§ Your instructions
Gather all lines with "valve" from the records.

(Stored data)

──────────

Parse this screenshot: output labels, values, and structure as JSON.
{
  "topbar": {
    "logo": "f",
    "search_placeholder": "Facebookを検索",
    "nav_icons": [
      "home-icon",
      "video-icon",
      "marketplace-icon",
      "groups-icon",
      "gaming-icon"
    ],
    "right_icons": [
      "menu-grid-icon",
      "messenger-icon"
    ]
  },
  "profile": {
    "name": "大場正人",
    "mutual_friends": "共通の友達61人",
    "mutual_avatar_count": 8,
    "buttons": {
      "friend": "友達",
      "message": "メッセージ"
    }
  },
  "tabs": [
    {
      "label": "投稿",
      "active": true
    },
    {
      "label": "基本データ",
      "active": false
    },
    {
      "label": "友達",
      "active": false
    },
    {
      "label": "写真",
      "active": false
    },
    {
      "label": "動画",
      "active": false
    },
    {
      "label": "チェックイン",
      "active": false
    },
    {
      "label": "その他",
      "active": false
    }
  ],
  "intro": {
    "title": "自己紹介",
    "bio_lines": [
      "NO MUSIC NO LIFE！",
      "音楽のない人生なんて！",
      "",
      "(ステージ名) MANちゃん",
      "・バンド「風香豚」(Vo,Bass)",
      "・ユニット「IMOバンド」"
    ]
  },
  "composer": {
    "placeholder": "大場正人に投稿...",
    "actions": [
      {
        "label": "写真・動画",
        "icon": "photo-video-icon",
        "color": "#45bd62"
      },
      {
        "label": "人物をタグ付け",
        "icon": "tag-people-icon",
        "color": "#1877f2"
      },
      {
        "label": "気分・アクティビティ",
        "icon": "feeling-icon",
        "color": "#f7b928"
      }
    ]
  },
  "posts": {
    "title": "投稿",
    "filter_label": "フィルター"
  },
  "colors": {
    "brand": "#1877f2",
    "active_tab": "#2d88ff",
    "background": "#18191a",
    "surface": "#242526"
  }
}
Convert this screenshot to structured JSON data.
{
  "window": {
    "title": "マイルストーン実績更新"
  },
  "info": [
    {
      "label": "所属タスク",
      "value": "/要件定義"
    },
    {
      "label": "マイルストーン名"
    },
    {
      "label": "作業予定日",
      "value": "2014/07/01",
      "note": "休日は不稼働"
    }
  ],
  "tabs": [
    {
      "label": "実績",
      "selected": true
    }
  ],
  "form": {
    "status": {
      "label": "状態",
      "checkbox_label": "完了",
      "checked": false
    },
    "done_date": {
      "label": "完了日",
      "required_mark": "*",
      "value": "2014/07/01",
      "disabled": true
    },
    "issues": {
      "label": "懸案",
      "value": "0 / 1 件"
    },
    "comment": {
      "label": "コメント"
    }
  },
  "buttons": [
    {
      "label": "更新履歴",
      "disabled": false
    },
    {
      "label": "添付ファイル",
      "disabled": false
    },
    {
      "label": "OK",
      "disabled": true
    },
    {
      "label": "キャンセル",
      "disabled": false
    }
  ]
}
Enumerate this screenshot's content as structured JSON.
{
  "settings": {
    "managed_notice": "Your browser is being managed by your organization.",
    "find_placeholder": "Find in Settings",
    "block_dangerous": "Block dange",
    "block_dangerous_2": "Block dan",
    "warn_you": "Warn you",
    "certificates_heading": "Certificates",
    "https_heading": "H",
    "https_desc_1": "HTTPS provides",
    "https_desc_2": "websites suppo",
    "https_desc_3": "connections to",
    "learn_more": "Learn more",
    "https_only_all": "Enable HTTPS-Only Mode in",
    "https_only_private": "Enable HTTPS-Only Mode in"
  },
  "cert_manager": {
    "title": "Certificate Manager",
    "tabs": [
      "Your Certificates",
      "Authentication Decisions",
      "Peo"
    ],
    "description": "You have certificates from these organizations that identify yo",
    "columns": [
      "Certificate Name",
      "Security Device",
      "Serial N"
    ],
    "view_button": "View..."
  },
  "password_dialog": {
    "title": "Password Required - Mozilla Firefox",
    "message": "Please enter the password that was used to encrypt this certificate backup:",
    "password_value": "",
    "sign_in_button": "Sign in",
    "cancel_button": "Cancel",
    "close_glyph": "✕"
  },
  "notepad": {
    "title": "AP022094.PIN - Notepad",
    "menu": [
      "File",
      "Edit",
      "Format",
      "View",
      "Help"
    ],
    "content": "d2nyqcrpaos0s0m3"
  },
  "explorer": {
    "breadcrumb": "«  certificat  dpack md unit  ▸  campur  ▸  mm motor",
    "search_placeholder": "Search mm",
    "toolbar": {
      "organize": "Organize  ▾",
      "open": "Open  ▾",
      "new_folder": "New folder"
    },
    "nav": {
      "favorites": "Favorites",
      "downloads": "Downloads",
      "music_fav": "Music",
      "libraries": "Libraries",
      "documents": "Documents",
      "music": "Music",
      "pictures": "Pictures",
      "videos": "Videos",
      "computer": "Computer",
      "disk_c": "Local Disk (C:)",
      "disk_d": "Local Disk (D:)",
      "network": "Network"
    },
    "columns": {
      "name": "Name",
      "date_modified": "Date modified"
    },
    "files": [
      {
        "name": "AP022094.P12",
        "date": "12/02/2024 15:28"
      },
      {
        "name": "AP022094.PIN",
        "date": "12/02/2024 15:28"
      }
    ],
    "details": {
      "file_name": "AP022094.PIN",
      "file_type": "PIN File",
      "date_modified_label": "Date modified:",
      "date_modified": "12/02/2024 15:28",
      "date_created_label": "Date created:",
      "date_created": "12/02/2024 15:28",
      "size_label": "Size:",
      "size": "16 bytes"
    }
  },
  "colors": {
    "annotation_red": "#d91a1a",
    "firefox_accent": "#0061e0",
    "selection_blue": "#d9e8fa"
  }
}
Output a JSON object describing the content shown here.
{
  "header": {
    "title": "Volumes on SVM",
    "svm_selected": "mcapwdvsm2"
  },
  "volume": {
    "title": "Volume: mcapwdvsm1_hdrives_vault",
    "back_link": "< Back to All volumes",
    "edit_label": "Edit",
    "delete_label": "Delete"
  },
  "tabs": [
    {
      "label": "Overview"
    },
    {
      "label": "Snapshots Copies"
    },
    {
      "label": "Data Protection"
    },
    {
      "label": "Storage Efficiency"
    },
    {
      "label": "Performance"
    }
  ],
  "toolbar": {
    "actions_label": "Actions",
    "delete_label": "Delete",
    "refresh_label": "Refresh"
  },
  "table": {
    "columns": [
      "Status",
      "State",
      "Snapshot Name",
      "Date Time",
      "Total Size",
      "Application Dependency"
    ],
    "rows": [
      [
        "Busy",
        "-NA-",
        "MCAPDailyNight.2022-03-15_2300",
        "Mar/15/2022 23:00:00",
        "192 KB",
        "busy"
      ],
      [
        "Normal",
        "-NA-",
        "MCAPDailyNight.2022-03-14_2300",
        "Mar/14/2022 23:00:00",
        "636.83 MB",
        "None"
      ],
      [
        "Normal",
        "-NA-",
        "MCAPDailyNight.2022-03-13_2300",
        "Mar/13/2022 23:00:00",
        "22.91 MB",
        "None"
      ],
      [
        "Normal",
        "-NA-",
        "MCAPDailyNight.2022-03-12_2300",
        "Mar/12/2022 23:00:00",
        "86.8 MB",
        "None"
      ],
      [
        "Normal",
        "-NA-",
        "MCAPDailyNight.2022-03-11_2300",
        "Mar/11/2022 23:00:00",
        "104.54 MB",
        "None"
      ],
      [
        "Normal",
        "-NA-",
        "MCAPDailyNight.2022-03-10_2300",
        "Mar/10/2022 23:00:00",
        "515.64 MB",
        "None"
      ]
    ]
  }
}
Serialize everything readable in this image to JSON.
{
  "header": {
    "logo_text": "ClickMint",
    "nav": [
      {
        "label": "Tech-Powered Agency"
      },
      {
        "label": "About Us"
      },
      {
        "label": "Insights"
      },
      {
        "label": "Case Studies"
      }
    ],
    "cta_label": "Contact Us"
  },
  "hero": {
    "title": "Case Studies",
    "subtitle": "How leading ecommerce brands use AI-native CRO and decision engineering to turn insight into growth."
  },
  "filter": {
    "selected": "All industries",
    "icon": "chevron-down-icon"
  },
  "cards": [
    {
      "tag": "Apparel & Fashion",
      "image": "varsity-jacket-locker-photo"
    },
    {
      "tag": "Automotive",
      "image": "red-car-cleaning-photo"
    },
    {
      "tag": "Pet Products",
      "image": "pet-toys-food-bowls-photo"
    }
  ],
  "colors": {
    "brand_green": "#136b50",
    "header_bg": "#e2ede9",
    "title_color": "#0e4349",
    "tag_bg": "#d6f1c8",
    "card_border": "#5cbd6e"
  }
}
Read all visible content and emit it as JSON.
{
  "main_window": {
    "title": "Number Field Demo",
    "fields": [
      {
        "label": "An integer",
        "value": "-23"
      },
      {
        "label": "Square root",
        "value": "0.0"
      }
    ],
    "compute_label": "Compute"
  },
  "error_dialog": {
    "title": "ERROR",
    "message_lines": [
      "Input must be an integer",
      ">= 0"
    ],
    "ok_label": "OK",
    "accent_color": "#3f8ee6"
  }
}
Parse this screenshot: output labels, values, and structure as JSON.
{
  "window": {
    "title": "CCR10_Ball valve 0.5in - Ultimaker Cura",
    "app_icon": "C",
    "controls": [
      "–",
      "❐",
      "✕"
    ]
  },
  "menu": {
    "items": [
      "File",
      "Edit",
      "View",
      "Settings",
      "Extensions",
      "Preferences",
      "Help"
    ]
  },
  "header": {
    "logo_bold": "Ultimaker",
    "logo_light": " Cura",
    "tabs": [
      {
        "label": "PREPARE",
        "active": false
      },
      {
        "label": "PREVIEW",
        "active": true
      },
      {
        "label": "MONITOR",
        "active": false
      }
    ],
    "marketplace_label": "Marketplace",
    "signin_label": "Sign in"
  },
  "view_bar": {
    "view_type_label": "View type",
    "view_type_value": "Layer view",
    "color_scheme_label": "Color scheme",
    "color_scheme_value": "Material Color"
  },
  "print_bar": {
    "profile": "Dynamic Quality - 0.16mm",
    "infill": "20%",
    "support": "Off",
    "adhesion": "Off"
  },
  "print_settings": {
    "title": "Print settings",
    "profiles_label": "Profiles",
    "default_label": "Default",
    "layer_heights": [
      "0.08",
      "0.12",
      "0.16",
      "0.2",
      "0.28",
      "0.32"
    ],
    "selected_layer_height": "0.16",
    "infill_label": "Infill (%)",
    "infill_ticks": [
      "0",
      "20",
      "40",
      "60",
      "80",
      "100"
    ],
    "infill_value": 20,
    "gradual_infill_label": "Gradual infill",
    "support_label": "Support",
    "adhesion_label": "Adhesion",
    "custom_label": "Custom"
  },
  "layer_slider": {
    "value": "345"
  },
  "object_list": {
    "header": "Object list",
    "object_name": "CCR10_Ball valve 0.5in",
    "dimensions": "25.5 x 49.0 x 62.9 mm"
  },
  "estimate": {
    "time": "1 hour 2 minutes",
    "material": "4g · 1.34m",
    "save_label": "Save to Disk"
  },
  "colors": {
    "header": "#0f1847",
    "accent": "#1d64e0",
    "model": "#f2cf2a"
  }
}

──────────

§ Written answer
    "title": "CCR10_Ball valve 0.5in - Ultimaker Cura",
    "object_name": "CCR10_Ball valve 0.5in",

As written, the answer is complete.